#### DATA SUPPLIED
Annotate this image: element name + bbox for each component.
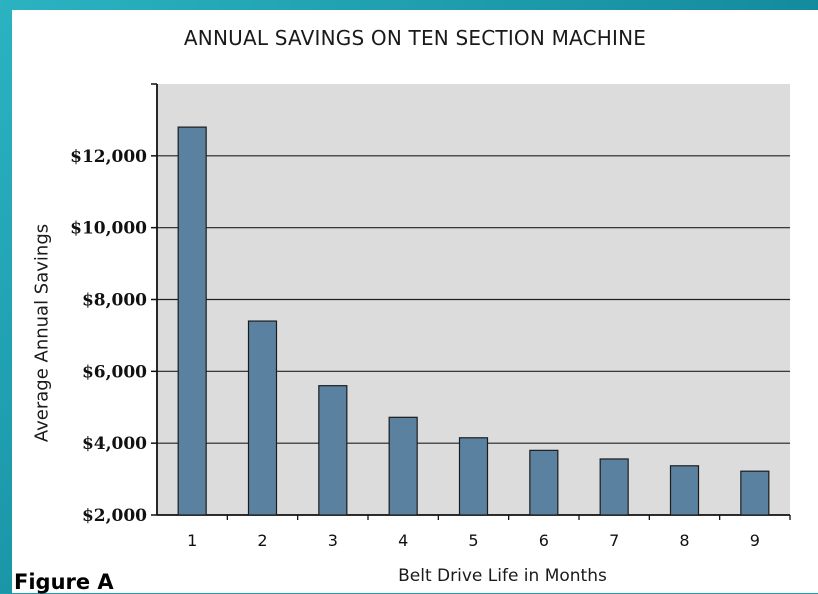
y-tick-label: $10,000 (70, 219, 147, 239)
chart-panel: ANNUAL SAVINGS ON TEN SECTION MACHINE Av… (12, 10, 818, 594)
x-tick-label: 9 (750, 531, 760, 550)
chart-title: ANNUAL SAVINGS ON TEN SECTION MACHINE (183, 26, 647, 50)
bar (318, 385, 348, 516)
y-tick-label: $12,000 (70, 147, 147, 167)
bar (599, 458, 629, 516)
x-axis-label: Belt Drive Life in Months (398, 566, 607, 586)
x-tick-label: 2 (257, 531, 267, 550)
figure-label: Figure A (14, 570, 114, 594)
bar (388, 416, 418, 516)
bar (669, 465, 700, 516)
bar (529, 449, 559, 516)
bar (177, 126, 207, 516)
y-tick-label: $6,000 (82, 362, 147, 382)
x-tick-label: 7 (609, 531, 619, 550)
x-tick-label: 5 (468, 531, 478, 550)
x-tick-label: 1 (187, 531, 197, 550)
x-tick-label: 4 (398, 531, 408, 550)
bar (247, 320, 278, 516)
bar (458, 437, 489, 516)
bar (740, 470, 770, 516)
x-tick-label: 6 (539, 531, 549, 550)
bar-chart: $2,000 $4,000 $6,000 $8,000 $10,000 $12,000 1 2… (70, 83, 791, 550)
y-tick-label: $4,000 (82, 434, 147, 454)
x-tick-label: 3 (328, 531, 338, 550)
y-tick-label: $8,000 (82, 291, 147, 311)
x-tick-label: 8 (679, 531, 689, 550)
y-tick-label: $2,000 (82, 506, 147, 526)
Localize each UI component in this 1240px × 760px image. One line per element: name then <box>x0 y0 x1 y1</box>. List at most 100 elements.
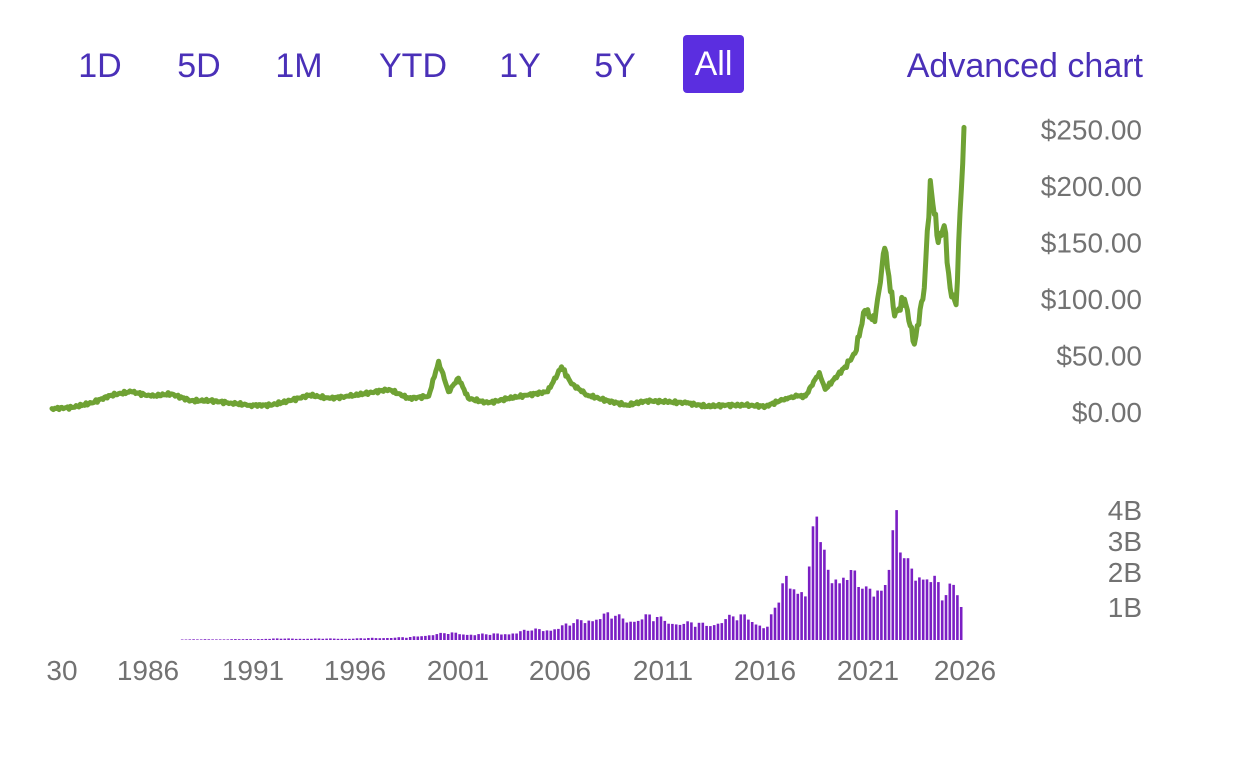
volume-bar <box>925 579 929 640</box>
volume-bar <box>553 629 556 640</box>
volume-bar <box>769 614 773 640</box>
volume-bar <box>249 639 252 640</box>
volume-bar <box>378 638 382 640</box>
volume-bar <box>370 637 374 640</box>
volume-bar <box>256 639 260 640</box>
volume-bar <box>389 638 393 640</box>
range-tab-5d[interactable]: 5D <box>177 47 221 85</box>
volume-bar <box>697 622 701 640</box>
volume-bar <box>667 623 670 640</box>
volume-bar <box>454 632 458 640</box>
volume-bar <box>310 638 313 640</box>
x-axis-tick: 2001 <box>427 655 489 686</box>
volume-bar <box>538 629 541 640</box>
volume-bar <box>686 621 689 640</box>
volume-bar <box>344 638 347 640</box>
volume-bar <box>861 588 864 640</box>
volume-bar <box>439 632 442 640</box>
volume-bar <box>481 633 484 640</box>
time-x-axis: 30 1986 1991 1996 2001 2006 2011 2016 2021 2026 <box>46 655 996 686</box>
volume-bar <box>728 614 731 640</box>
price-line <box>49 124 967 413</box>
volume-bar <box>363 638 366 640</box>
x-axis-tick: 1986 <box>117 655 179 686</box>
volume-bar <box>359 638 363 640</box>
range-tab-1d[interactable]: 1D <box>78 47 122 85</box>
volume-bar <box>617 614 621 640</box>
volume-bar <box>815 516 819 640</box>
volume-bar <box>465 634 469 640</box>
volume-bar <box>416 636 420 640</box>
volume-bar <box>621 618 625 640</box>
volume-bar <box>587 620 591 640</box>
x-axis-tick: 2011 <box>633 655 693 686</box>
volume-bar <box>868 588 872 640</box>
price-y-tick: $150.00 <box>1041 228 1142 259</box>
volume-bar <box>511 633 515 640</box>
volume-bar <box>351 638 355 640</box>
volume-bar <box>313 638 317 640</box>
volume-bar <box>355 638 359 640</box>
x-axis-tick: 2026 <box>934 655 996 686</box>
volume-bar <box>397 637 401 640</box>
volume-bar <box>541 631 545 640</box>
volume-bar <box>807 566 811 640</box>
volume-bar <box>321 638 325 640</box>
range-tab-all[interactable]: All <box>683 35 744 93</box>
volume-bar <box>826 569 830 640</box>
volume-bar <box>633 621 636 640</box>
range-tab-ytd[interactable]: YTD <box>379 47 447 85</box>
volume-bar <box>918 577 921 640</box>
volume-bar <box>959 607 963 640</box>
volume-bar <box>462 634 465 640</box>
volume-bar <box>264 638 268 640</box>
volume-bar <box>762 628 765 640</box>
volume-bar <box>272 638 275 640</box>
volume-bar <box>842 577 845 640</box>
volume-bar <box>564 623 568 640</box>
price-y-tick: $50.00 <box>1056 341 1142 372</box>
volume-bar <box>317 638 321 640</box>
x-axis-tick: 2016 <box>734 655 796 686</box>
volume-bar <box>906 558 910 640</box>
volume-bar <box>644 614 648 640</box>
volume-bar <box>576 619 579 640</box>
volume-bar <box>830 583 834 640</box>
volume-y-tick: 2B <box>1108 557 1142 588</box>
volume-bar <box>834 579 838 640</box>
volume-bar <box>412 636 416 640</box>
volume-bar <box>853 570 857 640</box>
volume-bar <box>701 622 705 640</box>
volume-bar <box>910 568 914 640</box>
volume-bar <box>792 589 796 640</box>
volume-bar <box>450 632 454 640</box>
volume-bar <box>348 638 351 640</box>
volume-bar <box>560 625 564 640</box>
range-tab-1y[interactable]: 1Y <box>499 47 541 85</box>
volume-bar <box>507 634 511 640</box>
volume-bar <box>329 638 332 640</box>
volume-bar <box>287 638 290 640</box>
range-tab-1m[interactable]: 1M <box>275 47 323 85</box>
volume-bar <box>876 590 879 640</box>
volume-bar <box>443 633 446 640</box>
volume-bar <box>427 635 431 640</box>
volume-bar <box>880 590 883 640</box>
volume-bar <box>606 612 610 640</box>
volume-bar <box>595 619 598 640</box>
volume-bar <box>655 617 659 640</box>
volume-bar <box>625 622 629 640</box>
volume-bar <box>952 584 955 640</box>
volume-bar <box>184 639 188 640</box>
volume-bar <box>340 638 344 640</box>
volume-bar <box>781 583 784 640</box>
volume-bar <box>477 634 480 640</box>
volume-bar <box>614 615 617 640</box>
volume-bar <box>283 638 287 640</box>
volume-bar <box>500 634 503 640</box>
advanced-chart-link[interactable]: Advanced chart <box>906 47 1143 85</box>
volume-bar <box>492 633 496 640</box>
range-tab-5y[interactable]: 5Y <box>594 47 636 85</box>
volume-bar <box>458 634 461 640</box>
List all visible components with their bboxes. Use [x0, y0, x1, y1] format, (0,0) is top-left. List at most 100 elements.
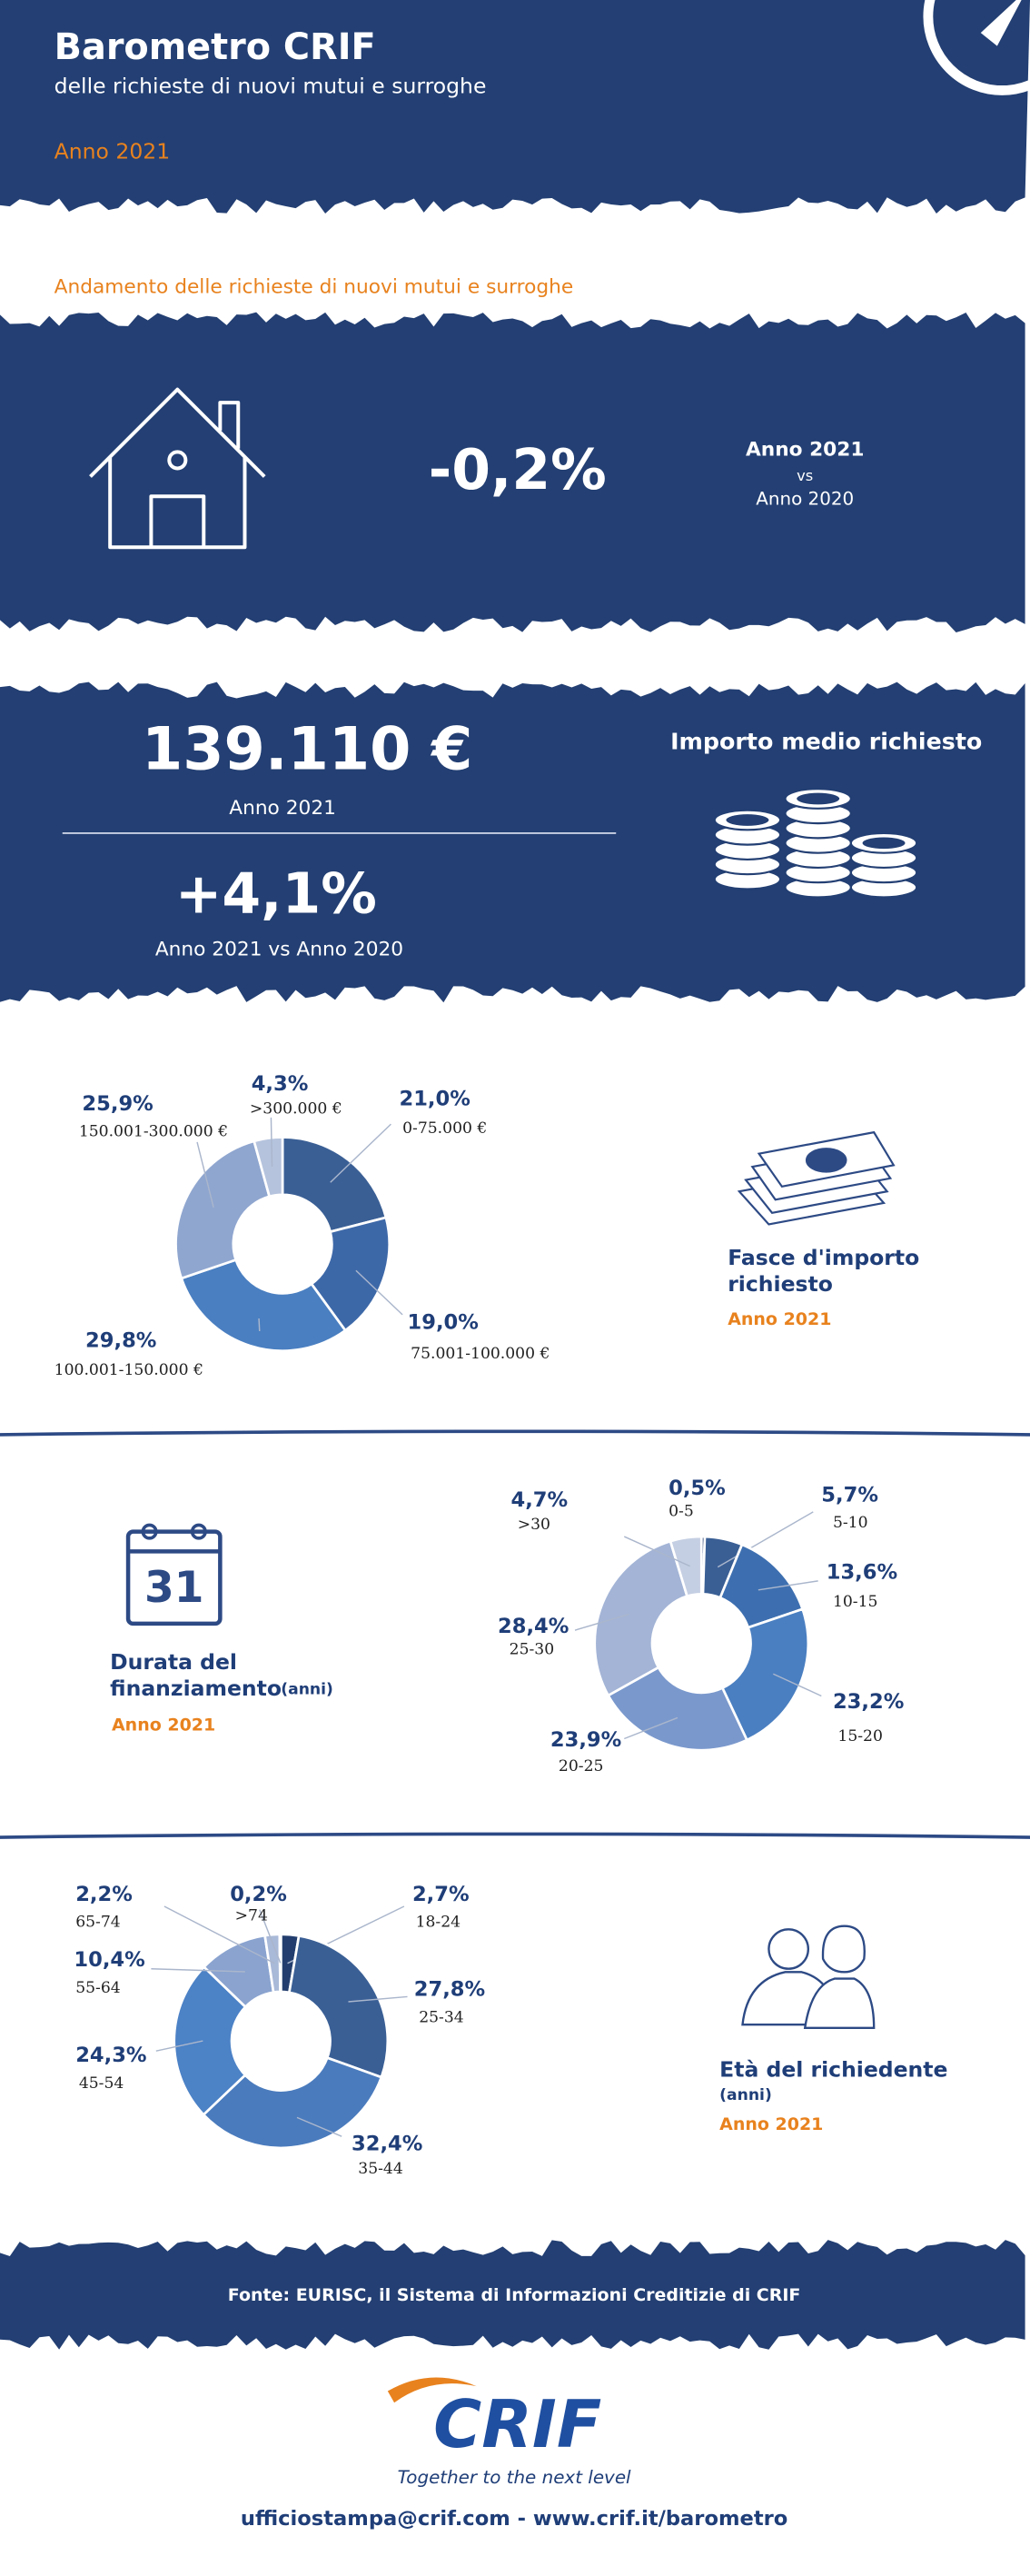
value-label: 2,7%	[412, 1883, 470, 1906]
category-label: 0-5	[669, 1502, 694, 1520]
value-label: 25,9%	[82, 1092, 153, 1116]
people-icon	[741, 1925, 876, 2030]
leader-line	[348, 1995, 408, 2003]
chart-title: finanziamento	[110, 1676, 282, 1701]
leader-line	[163, 1905, 275, 1964]
chart-unit: (anni)	[281, 1680, 333, 1698]
value-label: 5,7%	[821, 1483, 878, 1507]
donut-slice	[174, 1139, 272, 1280]
chart-title: Fasce d'importo	[728, 1245, 919, 1270]
value-label: 27,8%	[414, 1978, 485, 2002]
coin-face	[862, 837, 906, 850]
separator	[0, 1832, 1030, 1839]
logo-swoosh	[387, 2377, 477, 2403]
value-label: 23,9%	[550, 1728, 621, 1752]
amount-value: 139.110 €	[142, 715, 473, 783]
category-label: 18-24	[416, 1914, 461, 1932]
donut-slice	[281, 1136, 388, 1234]
compare-line: vs	[797, 467, 813, 484]
category-label: 150.001-300.000 €	[79, 1123, 228, 1141]
leader-line	[296, 2116, 342, 2137]
donut-slice	[253, 1136, 284, 1198]
house-icon	[89, 387, 266, 550]
coins-icon	[713, 788, 918, 899]
tagline: Together to the next level	[398, 2467, 631, 2488]
leader-line	[624, 1716, 678, 1740]
requests-change: -0,2%	[429, 437, 607, 502]
leader-line	[623, 1536, 690, 1567]
calendar-icon	[125, 1523, 223, 1626]
category-label: 75.001-100.000 €	[411, 1345, 550, 1363]
donut-slice	[593, 1539, 689, 1697]
leader-line	[151, 1967, 245, 1973]
value-label: 24,3%	[75, 2044, 146, 2067]
amount-title: Importo medio richiesto	[670, 727, 982, 754]
separator	[0, 1429, 1030, 1437]
leader-line	[717, 1511, 814, 1568]
background-bands	[0, 0, 1030, 2350]
value-label: 2,2%	[75, 1883, 133, 1906]
compass-icon	[923, 0, 1030, 95]
value-label: 19,0%	[408, 1310, 479, 1334]
leader-line	[155, 2040, 203, 2052]
leader-line	[330, 1123, 391, 1183]
donut-slice	[669, 1535, 703, 1598]
value-label: 4,7%	[510, 1488, 568, 1512]
value-label: 10,4%	[74, 1948, 144, 1972]
donut-slice	[287, 1934, 390, 2079]
value-label: 29,8%	[85, 1328, 156, 1352]
chart-subtitle: Anno 2021	[728, 1309, 831, 1329]
calendar-day: 31	[144, 1563, 203, 1613]
category-label: 25-34	[419, 2008, 464, 2026]
footer-source: Fonte: EURISC, il Sistema di Informazion…	[228, 2285, 801, 2305]
leader-line	[574, 1613, 629, 1631]
coin-face	[797, 792, 840, 805]
value-label: 21,0%	[399, 1087, 470, 1110]
amount-year: Anno 2021	[229, 797, 336, 820]
category-label: 0-75.000 €	[402, 1119, 487, 1138]
header-subtitle: delle richieste di nuovi mutui e surrogh…	[54, 73, 487, 98]
category-label: 35-44	[358, 2160, 403, 2178]
category-label: >300.000 €	[250, 1099, 342, 1118]
logo: CRIF	[433, 2387, 601, 2463]
category-label: 20-25	[559, 1757, 604, 1775]
leader-line	[196, 1141, 214, 1208]
value-label: 28,4%	[498, 1615, 569, 1638]
donut-chart: 21,0% 0-75.000 € 19,0% 75.001-100.000 € 29,8…	[54, 1072, 920, 1379]
leader-line	[258, 1318, 261, 1332]
charts: 21,0% 0-75.000 € 19,0% 75.001-100.000 € 29,8…	[54, 1072, 948, 2178]
header-title: Barometro CRIF	[54, 26, 376, 68]
chart-title: Durata del	[110, 1649, 237, 1675]
leader-line	[270, 1117, 273, 1168]
donut-slice	[606, 1666, 749, 1752]
chart-subtitle: Anno 2021	[719, 2114, 823, 2134]
leader-line	[758, 1580, 818, 1591]
category-label: 65-74	[75, 1914, 121, 1932]
compare-line: Anno 2020	[756, 488, 854, 509]
compass-needle	[980, 0, 1022, 46]
value-label: 4,3%	[252, 1072, 309, 1096]
donut-chart: 2,7% 18-24 27,8% 25-34 32,4% 35-44 24,3% 45-54 1…	[74, 1883, 947, 2178]
amount-change-label: Anno 2021 vs Anno 2020	[155, 938, 403, 960]
donut-chart: 0,5% 0-5 5,7% 5-10 13,6% 10-15 23,2% 15-20 23,9%…	[110, 1477, 904, 1775]
contacts: ufficiostampa@crif.com - www.crif.it/bar…	[241, 2507, 787, 2531]
donut-slice	[720, 1607, 810, 1742]
value-label: 23,2%	[833, 1690, 904, 1714]
category-label: >30	[518, 1516, 550, 1534]
chart-title: Età del richiedente	[719, 2056, 947, 2082]
category-label: 55-64	[75, 1979, 121, 1997]
donut-slice	[173, 1964, 248, 2117]
leader-line	[259, 1909, 282, 1964]
category-label: 15-20	[837, 1727, 883, 1746]
coin-face	[726, 814, 769, 826]
banknotes-icon	[737, 1130, 896, 1226]
category-label: 5-10	[833, 1514, 868, 1532]
value-label: 32,4%	[352, 2133, 422, 2156]
category-label: 25-30	[510, 1640, 555, 1658]
amount-change: +4,1%	[175, 861, 377, 927]
donut-slice	[202, 2055, 383, 2150]
section-heading: Andamento delle richieste di nuovi mutui…	[54, 276, 574, 299]
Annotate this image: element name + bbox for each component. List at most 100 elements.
########
## PROBLEM TO WORK ON
Echo the stretch of entries from the line containing "y-tick-label: $10,000 (70, 219, 147, 239)" through the line containing "bar (388, 416, 418, 516)", both ends included.

## EXERCISE RESULT
y-tick-label: $10,000 (70, 219, 147, 239)
chart-panel: ANNUAL SAVINGS ON TEN SECTION MACHINE Av… (12, 10, 818, 594)
x-tick-label: 9 (750, 531, 760, 550)
chart-title: ANNUAL SAVINGS ON TEN SECTION MACHINE (183, 26, 647, 50)
bar (318, 385, 348, 516)
y-tick-label: $12,000 (70, 147, 147, 167)
bar (599, 458, 629, 516)
x-axis-label: Belt Drive Life in Months (398, 566, 607, 586)
x-tick-label: 2 (257, 531, 267, 550)
figure-label: Figure A (14, 570, 114, 594)
bar (388, 416, 418, 516)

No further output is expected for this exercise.